_WHAT YOU NEED TO DO:_ Answer with nothing but the number of lines that include the word "this".
★ ★ ★ ★
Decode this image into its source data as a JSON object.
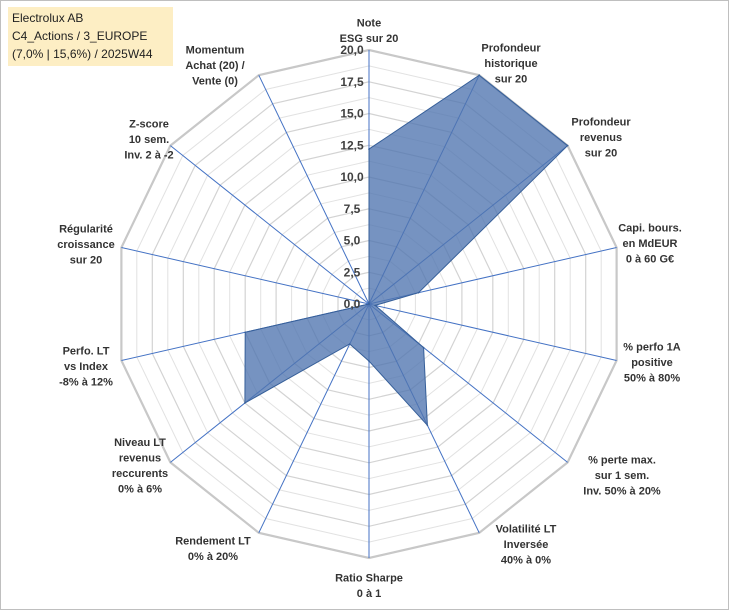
{
  "chart_data": {
    "type": "radar",
    "title": [
      "Electrolux AB",
      "C4_Actions / 3_EUROPE",
      "(7,0% | 15,6%) / 2025W44"
    ],
    "r_min": 0,
    "r_max": 20,
    "tick_step": 2.5,
    "tick_labels": [
      "0,0",
      "2,5",
      "5,0",
      "7,5",
      "10,0",
      "12,5",
      "15,0",
      "17,5",
      "20,0"
    ],
    "axes": [
      {
        "label": [
          "Note",
          "ESG sur 20"
        ],
        "value": 12.2
      },
      {
        "label": [
          "Profondeur",
          "historique",
          "sur 20"
        ],
        "value": 20.0
      },
      {
        "label": [
          "Profondeur",
          "revenus",
          "sur 20"
        ],
        "value": 20.0
      },
      {
        "label": [
          "Capi. bours.",
          "en MdEUR",
          "0 à 60 G€"
        ],
        "value": 4.0
      },
      {
        "label": [
          "% perfo 1A",
          "positive",
          "50% à 80%"
        ],
        "value": 0.5
      },
      {
        "label": [
          "% perte max.",
          "sur 1 sem.",
          "Inv. 50% à 20%"
        ],
        "value": 5.5
      },
      {
        "label": [
          "Volatilité LT",
          "Inversée",
          "40% à 0%"
        ],
        "value": 10.6
      },
      {
        "label": [
          "Ratio Sharpe",
          "0 à 1"
        ],
        "value": 4.5
      },
      {
        "label": [
          "Rendement LT",
          "0% à 20%"
        ],
        "value": 3.5
      },
      {
        "label": [
          "Niveau LT",
          "revenus",
          "reccurents",
          "0% à 6%"
        ],
        "value": 12.5
      },
      {
        "label": [
          "Perfo. LT",
          "vs Index",
          "-8% à 12%"
        ],
        "value": 10.0
      },
      {
        "label": [
          "Régularité",
          "croissance",
          "sur 20"
        ],
        "value": 0.0
      },
      {
        "label": [
          "Z-score",
          "10 sem.",
          "Inv. 2 à -2"
        ],
        "value": 0.0
      },
      {
        "label": [
          "Momentum",
          "Achat (20) /",
          "Vente (0)"
        ],
        "value": 0.0
      }
    ],
    "colors": {
      "fill": "#4f75b0",
      "fill_opacity": 0.78,
      "series_line": "#365f99",
      "spoke": "#4472c4",
      "grid": "#d0d0d0"
    }
  }
}
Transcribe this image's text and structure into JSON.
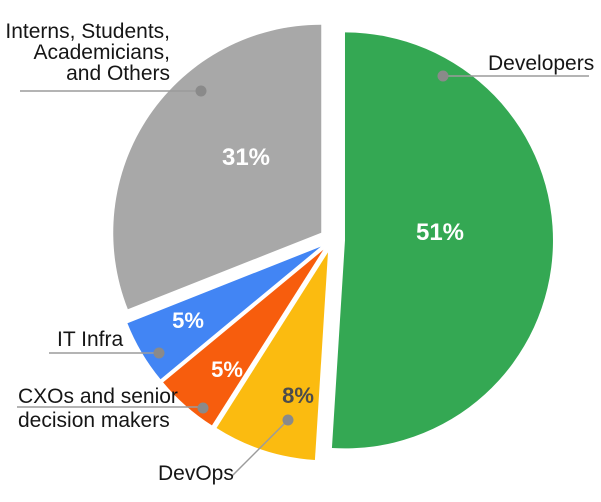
{
  "chart_data": {
    "type": "pie",
    "title": "",
    "legend_position": "outside-callouts",
    "direction": "clockwise",
    "start_angle_deg": 0,
    "background_color": "#ffffff",
    "leader_line_color": "#9b9b9b",
    "leader_dot_color": "#8a8a8a",
    "label_text_color": "#161616",
    "slices": [
      {
        "name": "developers",
        "label": "Developers",
        "label_lines": [
          "Developers"
        ],
        "value": 51,
        "value_label": "51%",
        "color": "#34A853",
        "value_text_color": "#ffffff"
      },
      {
        "name": "devops",
        "label": "DevOps",
        "label_lines": [
          "DevOps"
        ],
        "value": 8,
        "value_label": "8%",
        "color": "#FBBB10",
        "value_text_color": "#4c4c4c"
      },
      {
        "name": "cxos",
        "label": "CXOs and senior decision makers",
        "label_lines": [
          "CXOs and senior",
          "decision makers"
        ],
        "value": 5,
        "value_label": "5%",
        "color": "#F75D0D",
        "value_text_color": "#ffffff"
      },
      {
        "name": "it-infra",
        "label": "IT Infra",
        "label_lines": [
          "IT Infra"
        ],
        "value": 5,
        "value_label": "5%",
        "color": "#4285F4",
        "value_text_color": "#ffffff"
      },
      {
        "name": "interns",
        "label": "Interns, Students, Academicians, and Others",
        "label_lines": [
          "Interns, Students,",
          "Academicians,",
          "and Others"
        ],
        "value": 31,
        "value_label": "31%",
        "color": "#A8A8A8",
        "value_text_color": "#ffffff"
      }
    ]
  }
}
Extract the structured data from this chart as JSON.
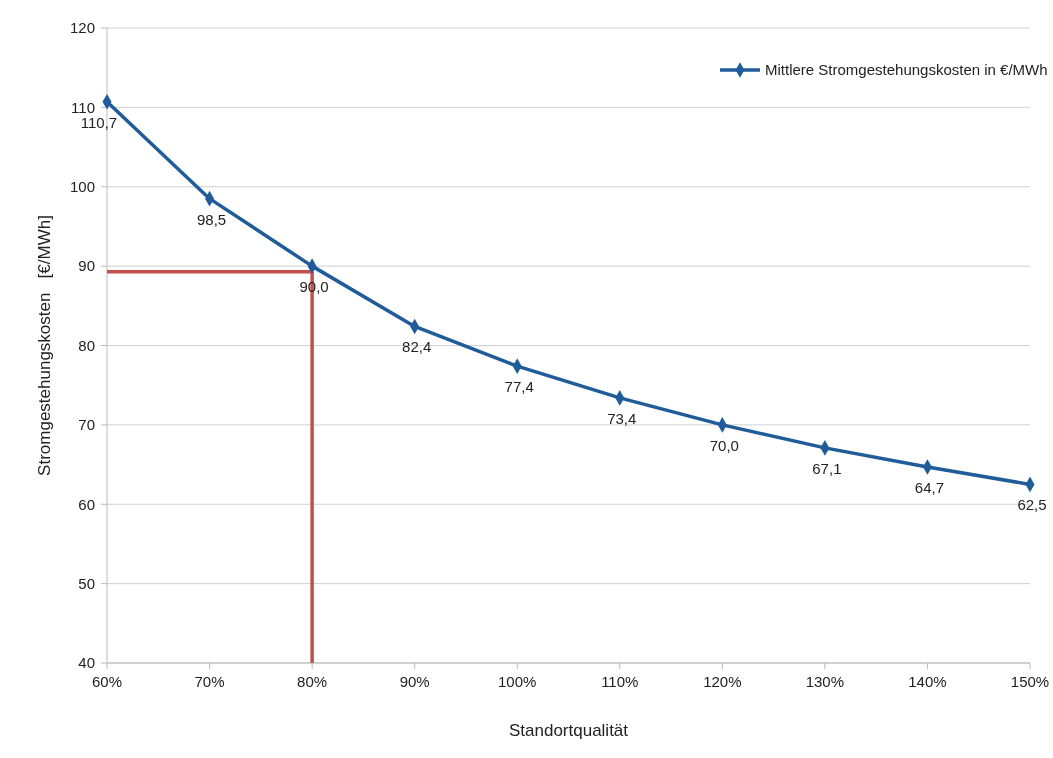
★ ★ ★ ★
_WRITTEN SOLUTION:_ 3